The entries below need to be written out exactly, with no pictures included.
—————
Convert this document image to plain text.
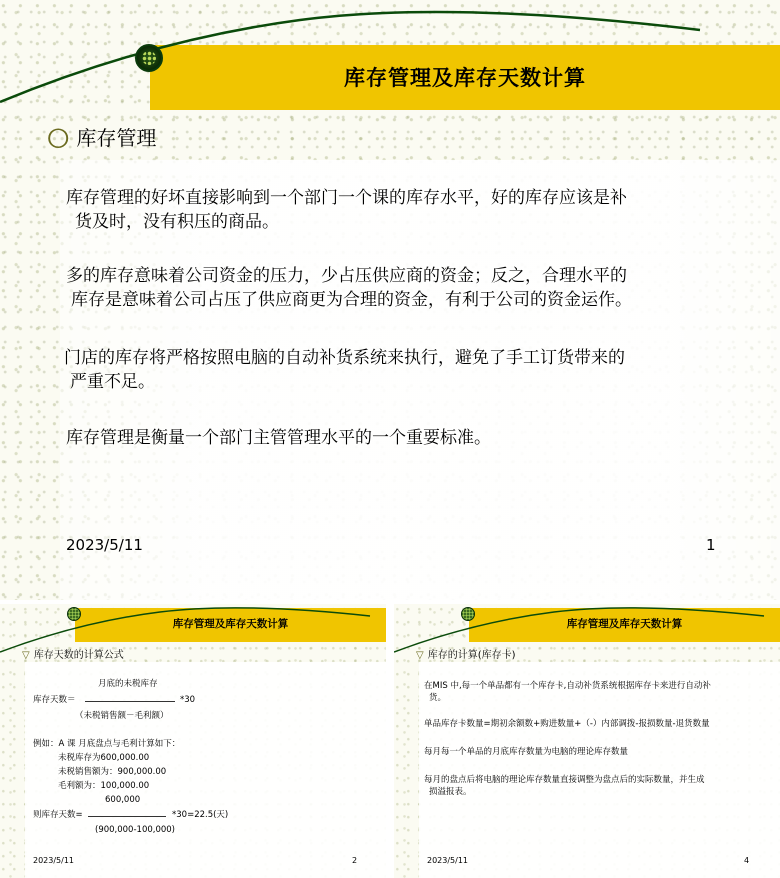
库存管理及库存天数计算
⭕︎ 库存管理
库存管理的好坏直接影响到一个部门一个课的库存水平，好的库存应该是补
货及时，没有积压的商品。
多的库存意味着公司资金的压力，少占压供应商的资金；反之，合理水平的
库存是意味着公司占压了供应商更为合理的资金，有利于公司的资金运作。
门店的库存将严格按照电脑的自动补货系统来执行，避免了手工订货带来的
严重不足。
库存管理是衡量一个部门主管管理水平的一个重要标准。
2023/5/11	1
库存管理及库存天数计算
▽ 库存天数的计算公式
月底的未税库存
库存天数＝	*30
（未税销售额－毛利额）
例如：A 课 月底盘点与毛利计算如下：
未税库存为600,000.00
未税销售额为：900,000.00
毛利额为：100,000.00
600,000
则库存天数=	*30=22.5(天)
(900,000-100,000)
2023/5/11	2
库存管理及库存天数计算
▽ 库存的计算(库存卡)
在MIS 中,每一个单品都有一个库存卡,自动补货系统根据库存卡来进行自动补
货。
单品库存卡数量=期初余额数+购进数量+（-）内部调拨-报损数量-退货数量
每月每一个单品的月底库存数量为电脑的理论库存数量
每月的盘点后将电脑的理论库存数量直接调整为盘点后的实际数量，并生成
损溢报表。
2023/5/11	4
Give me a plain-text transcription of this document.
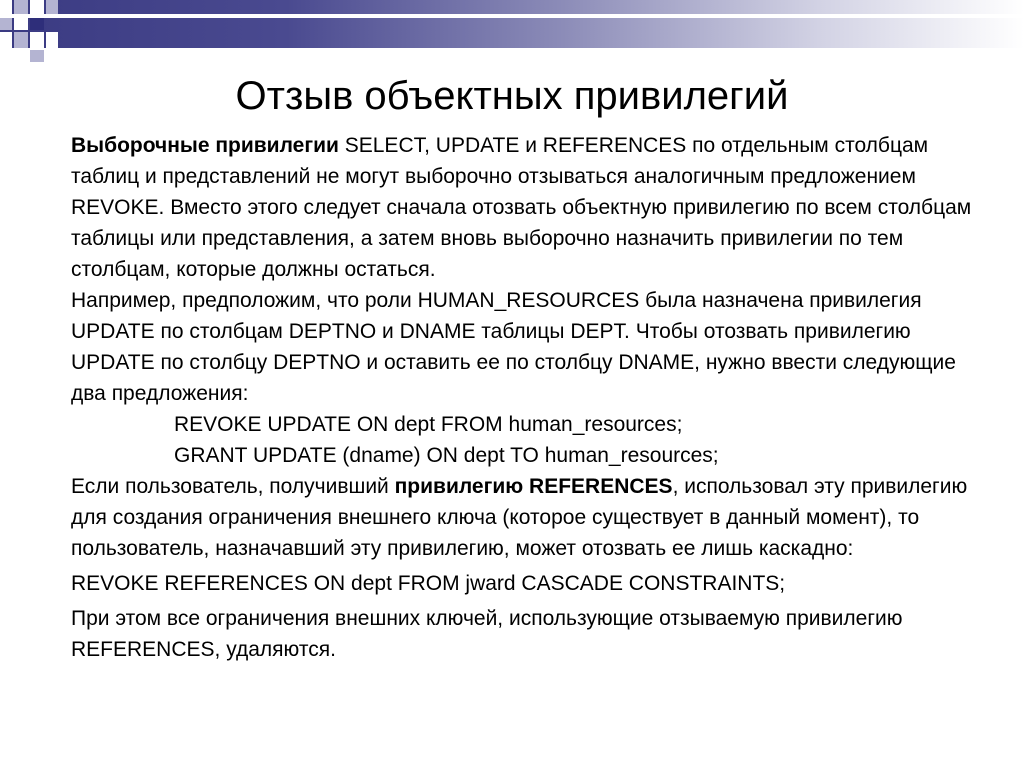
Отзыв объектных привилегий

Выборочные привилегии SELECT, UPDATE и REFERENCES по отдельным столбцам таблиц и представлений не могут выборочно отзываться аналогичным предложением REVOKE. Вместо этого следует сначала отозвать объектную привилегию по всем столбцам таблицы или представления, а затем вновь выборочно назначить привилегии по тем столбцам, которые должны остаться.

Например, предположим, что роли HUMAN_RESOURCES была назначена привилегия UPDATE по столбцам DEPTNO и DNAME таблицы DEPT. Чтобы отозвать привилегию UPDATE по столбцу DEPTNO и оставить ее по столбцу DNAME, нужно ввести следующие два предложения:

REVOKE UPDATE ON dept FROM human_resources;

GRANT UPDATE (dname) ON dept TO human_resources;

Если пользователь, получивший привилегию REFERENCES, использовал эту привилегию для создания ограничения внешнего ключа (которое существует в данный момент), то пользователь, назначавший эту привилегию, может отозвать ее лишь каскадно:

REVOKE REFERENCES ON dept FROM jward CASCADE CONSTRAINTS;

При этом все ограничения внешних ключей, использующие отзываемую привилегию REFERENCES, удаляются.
—————
(Result):
Convert this document image to plain text.
库存管理及库存天数计算
⭕︎ 库存管理
库存管理的好坏直接影响到一个部门一个课的库存水平，好的库存应该是补
货及时，没有积压的商品。
多的库存意味着公司资金的压力，少占压供应商的资金；反之，合理水平的
库存是意味着公司占压了供应商更为合理的资金，有利于公司的资金运作。
门店的库存将严格按照电脑的自动补货系统来执行，避免了手工订货带来的
严重不足。
库存管理是衡量一个部门主管管理水平的一个重要标准。
2023/5/11	1
库存管理及库存天数计算
▽ 库存天数的计算公式
月底的未税库存
库存天数＝	*30
（未税销售额－毛利额）
例如：A 课 月底盘点与毛利计算如下：
未税库存为600,000.00
未税销售额为：900,000.00
毛利额为：100,000.00
600,000
则库存天数=	*30=22.5(天)
(900,000-100,000)
2023/5/11	2
库存管理及库存天数计算
▽ 库存的计算(库存卡)
在MIS 中,每一个单品都有一个库存卡,自动补货系统根据库存卡来进行自动补
货。
单品库存卡数量=期初余额数+购进数量+（-）内部调拨-报损数量-退货数量
每月每一个单品的月底库存数量为电脑的理论库存数量
每月的盘点后将电脑的理论库存数量直接调整为盘点后的实际数量，并生成
损溢报表。
2023/5/11	4
Give me a plain-text transcription of this document.
Отзыв объектных привилегий

Выборочные привилегии SELECT, UPDATE и REFERENCES по отдельным столбцам таблиц и представлений не могут выборочно отзываться аналогичным предложением REVOKE. Вместо этого следует сначала отозвать объектную привилегию по всем столбцам таблицы или представления, а затем вновь выборочно назначить привилегии по тем столбцам, которые должны остаться.

Например, предположим, что роли HUMAN_RESOURCES была назначена привилегия UPDATE по столбцам DEPTNO и DNAME таблицы DEPT. Чтобы отозвать привилегию UPDATE по столбцу DEPTNO и оставить ее по столбцу DNAME, нужно ввести следующие два предложения:

REVOKE UPDATE ON dept FROM human_resources;

GRANT UPDATE (dname) ON dept TO human_resources;

Если пользователь, получивший привилегию REFERENCES, использовал эту привилегию для создания ограничения внешнего ключа (которое существует в данный момент), то пользователь, назначавший эту привилегию, может отозвать ее лишь каскадно:

REVOKE REFERENCES ON dept FROM jward CASCADE CONSTRAINTS;

При этом все ограничения внешних ключей, использующие отзываемую привилегию REFERENCES, удаляются.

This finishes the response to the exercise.